**Stated exercise**
Copy out every record below, word for word.

**Excerpted records**
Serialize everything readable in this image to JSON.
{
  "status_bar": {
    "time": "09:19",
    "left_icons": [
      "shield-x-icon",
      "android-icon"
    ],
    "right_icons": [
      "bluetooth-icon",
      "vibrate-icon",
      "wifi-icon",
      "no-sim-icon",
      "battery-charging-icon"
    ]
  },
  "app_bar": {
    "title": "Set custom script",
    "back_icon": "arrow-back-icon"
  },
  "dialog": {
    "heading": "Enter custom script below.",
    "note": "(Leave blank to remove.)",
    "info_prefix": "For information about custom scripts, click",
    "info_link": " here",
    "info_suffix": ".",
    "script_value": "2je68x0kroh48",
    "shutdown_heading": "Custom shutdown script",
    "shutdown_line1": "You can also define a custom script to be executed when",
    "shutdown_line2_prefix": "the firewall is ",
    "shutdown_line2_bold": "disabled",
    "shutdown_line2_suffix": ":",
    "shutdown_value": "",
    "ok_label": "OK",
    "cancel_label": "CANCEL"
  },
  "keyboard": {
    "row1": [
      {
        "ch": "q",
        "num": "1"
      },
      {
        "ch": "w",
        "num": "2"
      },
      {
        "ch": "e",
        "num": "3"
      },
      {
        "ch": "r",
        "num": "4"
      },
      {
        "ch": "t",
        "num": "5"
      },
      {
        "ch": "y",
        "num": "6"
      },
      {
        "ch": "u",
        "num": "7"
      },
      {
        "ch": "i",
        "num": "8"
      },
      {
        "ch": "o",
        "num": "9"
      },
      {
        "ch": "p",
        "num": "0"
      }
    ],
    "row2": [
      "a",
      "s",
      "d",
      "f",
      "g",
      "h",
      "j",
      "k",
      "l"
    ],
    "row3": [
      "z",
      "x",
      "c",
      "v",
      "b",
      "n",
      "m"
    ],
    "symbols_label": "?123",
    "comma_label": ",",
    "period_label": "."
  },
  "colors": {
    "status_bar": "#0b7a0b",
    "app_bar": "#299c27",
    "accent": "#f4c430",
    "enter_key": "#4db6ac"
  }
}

**Solution below**
Serialize everything readable in this image to JSON.
{
  "status_bar": {
    "time": "09:19",
    "left_icons": [
      "shield-x-icon",
      "android-icon"
    ],
    "right_icons": [
      "bluetooth-icon",
      "vibrate-icon",
      "wifi-icon",
      "no-sim-icon",
      "battery-charging-icon"
    ]
  },
  "app_bar": {
    "title": "Set custom script",
    "back_icon": "arrow-back-icon"
  },
  "dialog": {
    "heading": "Enter custom script below.",
    "note": "(Leave blank to remove.)",
    "info_prefix": "For information about custom scripts, click",
    "info_link": " here",
    "info_suffix": ".",
    "script_value": "2je68x0kroh48",
    "shutdown_heading": "Custom shutdown script",
    "shutdown_line1": "You can also define a custom script to be executed when",
    "shutdown_line2_prefix": "the firewall is ",
    "shutdown_line2_bold": "disabled",
    "shutdown_line2_suffix": ":",
    "shutdown_value": "",
    "ok_label": "OK",
    "cancel_label": "CANCEL"
  },
  "keyboard": {
    "row1": [
      {
        "ch": "q",
        "num": "1"
      },
      {
        "ch": "w",
        "num": "2"
      },
      {
        "ch": "e",
        "num": "3"
      },
      {
        "ch": "r",
        "num": "4"
      },
      {
        "ch": "t",
        "num": "5"
      },
      {
        "ch": "y",
        "num": "6"
      },
      {
        "ch": "u",
        "num": "7"
      },
      {
        "ch": "i",
        "num": "8"
      },
      {
        "ch": "o",
        "num": "9"
      },
      {
        "ch": "p",
        "num": "0"
      }
    ],
    "row2": [
      "a",
      "s",
      "d",
      "f",
      "g",
      "h",
      "j",
      "k",
      "l"
    ],
    "row3": [
      "z",
      "x",
      "c",
      "v",
      "b",
      "n",
      "m"
    ],
    "symbols_label": "?123",
    "comma_label": ",",
    "period_label": "."
  },
  "colors": {
    "status_bar": "#0b7a0b",
    "app_bar": "#299c27",
    "accent": "#f4c430",
    "enter_key": "#4db6ac"
  }
}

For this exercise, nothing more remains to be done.